▶ What to work on
Give only the number of lines that hold the word "Huyện".

· · · · ·

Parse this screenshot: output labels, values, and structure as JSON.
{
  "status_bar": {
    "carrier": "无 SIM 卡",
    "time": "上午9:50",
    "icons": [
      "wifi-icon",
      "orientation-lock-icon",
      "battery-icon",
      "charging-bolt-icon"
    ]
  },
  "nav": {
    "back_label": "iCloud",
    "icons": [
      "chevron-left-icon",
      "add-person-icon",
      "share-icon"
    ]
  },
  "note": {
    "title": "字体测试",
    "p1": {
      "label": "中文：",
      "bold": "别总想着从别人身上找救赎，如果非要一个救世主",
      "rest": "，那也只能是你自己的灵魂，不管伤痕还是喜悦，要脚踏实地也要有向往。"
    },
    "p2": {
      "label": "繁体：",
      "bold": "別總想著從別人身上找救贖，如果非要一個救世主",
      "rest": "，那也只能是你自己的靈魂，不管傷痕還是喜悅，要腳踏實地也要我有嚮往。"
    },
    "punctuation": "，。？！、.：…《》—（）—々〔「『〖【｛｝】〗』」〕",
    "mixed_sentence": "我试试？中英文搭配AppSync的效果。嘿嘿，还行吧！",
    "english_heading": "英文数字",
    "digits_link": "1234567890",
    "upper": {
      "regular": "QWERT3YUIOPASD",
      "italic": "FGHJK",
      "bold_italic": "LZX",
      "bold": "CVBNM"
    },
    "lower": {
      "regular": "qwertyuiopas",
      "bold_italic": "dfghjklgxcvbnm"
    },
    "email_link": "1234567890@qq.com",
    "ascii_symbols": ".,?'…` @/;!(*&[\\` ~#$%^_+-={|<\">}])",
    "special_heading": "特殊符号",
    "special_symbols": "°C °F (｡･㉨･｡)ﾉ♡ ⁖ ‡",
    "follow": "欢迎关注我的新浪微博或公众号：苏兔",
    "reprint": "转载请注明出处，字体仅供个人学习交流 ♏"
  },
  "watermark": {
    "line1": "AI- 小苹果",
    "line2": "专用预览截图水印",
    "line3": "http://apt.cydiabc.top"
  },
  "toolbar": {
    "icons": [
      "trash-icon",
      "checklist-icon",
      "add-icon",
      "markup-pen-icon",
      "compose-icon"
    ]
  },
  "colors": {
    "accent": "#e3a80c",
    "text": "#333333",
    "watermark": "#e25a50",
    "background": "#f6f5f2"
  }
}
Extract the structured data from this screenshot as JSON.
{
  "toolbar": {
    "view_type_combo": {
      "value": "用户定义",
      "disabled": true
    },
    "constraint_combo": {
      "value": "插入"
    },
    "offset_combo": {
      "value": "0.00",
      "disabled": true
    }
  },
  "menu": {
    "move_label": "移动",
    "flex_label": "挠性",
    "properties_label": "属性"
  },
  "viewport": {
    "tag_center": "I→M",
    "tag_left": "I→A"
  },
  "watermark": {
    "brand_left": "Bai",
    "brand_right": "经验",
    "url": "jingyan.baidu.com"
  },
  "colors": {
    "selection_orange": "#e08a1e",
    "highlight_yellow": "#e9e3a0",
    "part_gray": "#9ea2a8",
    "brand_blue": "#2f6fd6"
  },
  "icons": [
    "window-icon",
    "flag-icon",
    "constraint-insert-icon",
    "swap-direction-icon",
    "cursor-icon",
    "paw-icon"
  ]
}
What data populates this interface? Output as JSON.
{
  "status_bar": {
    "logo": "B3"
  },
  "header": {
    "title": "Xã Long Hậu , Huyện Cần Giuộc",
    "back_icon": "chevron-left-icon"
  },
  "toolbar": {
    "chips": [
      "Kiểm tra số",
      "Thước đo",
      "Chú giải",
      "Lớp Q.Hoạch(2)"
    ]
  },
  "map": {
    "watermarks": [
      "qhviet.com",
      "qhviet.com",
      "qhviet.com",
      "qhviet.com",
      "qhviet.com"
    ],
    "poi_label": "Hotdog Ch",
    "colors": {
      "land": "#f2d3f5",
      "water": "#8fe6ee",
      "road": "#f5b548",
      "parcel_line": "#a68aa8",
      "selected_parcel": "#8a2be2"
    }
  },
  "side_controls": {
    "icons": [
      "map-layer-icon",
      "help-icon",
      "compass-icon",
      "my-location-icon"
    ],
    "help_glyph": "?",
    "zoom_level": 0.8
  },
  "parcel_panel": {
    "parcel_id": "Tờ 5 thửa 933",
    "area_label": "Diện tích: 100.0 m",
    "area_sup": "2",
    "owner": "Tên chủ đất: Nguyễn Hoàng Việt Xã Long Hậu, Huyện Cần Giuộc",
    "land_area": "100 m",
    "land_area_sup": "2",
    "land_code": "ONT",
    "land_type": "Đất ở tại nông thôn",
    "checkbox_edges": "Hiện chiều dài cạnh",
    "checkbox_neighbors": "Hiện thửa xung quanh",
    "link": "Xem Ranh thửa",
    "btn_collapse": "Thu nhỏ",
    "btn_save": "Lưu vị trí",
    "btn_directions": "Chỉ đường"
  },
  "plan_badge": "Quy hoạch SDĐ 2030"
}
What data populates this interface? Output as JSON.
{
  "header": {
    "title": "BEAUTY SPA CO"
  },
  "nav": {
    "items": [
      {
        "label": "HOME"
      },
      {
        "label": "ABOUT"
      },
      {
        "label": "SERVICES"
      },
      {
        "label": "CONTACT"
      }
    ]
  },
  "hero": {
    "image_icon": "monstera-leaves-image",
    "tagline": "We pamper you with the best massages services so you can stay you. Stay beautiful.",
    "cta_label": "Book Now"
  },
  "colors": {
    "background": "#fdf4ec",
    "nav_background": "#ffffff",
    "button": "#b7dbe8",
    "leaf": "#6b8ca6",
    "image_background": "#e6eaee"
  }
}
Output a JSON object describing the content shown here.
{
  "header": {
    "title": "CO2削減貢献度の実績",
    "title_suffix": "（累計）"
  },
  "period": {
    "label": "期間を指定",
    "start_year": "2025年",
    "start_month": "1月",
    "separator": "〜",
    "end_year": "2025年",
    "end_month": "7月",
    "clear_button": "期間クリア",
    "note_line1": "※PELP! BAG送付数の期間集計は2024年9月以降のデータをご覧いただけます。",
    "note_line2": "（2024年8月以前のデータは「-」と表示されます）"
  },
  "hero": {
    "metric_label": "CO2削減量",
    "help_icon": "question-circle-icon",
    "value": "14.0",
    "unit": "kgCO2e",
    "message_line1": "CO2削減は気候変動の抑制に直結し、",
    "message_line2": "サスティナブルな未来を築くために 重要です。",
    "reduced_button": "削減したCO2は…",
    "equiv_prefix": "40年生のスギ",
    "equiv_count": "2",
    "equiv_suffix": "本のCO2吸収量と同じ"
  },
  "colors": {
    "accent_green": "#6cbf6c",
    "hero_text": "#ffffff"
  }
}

· · · · ·

▶ Problem solution
2